* _EXERCISE DESCRIPTION_: Scan the lines below; pull out those with "Revenus".

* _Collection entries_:

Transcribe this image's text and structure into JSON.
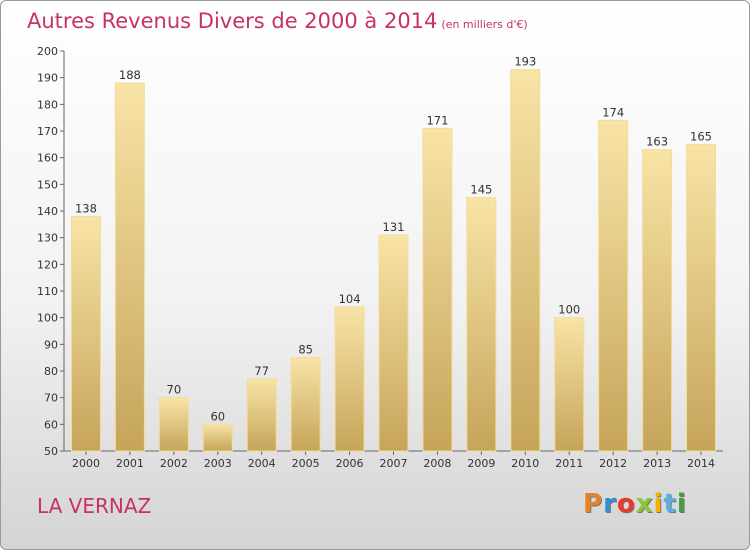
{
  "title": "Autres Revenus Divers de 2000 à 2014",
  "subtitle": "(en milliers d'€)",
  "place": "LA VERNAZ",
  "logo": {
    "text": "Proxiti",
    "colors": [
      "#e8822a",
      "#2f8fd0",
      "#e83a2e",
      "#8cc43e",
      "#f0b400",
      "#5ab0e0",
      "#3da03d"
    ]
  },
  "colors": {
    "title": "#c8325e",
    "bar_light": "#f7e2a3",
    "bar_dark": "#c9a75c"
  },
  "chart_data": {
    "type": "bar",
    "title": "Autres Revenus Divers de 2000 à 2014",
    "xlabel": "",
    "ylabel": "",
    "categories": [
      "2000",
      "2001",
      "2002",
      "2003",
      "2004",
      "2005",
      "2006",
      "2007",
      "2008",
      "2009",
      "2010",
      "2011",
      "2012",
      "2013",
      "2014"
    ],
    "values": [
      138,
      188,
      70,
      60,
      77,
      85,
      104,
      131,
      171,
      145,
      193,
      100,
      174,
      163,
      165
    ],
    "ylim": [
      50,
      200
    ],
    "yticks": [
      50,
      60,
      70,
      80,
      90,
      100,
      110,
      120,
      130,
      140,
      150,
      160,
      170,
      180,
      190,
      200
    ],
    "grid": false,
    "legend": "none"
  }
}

* _WRITTEN SOLUTION_:
  "title": "Autres Revenus Divers de 2000 à 2014",
    "title": "Autres Revenus Divers de 2000 à 2014",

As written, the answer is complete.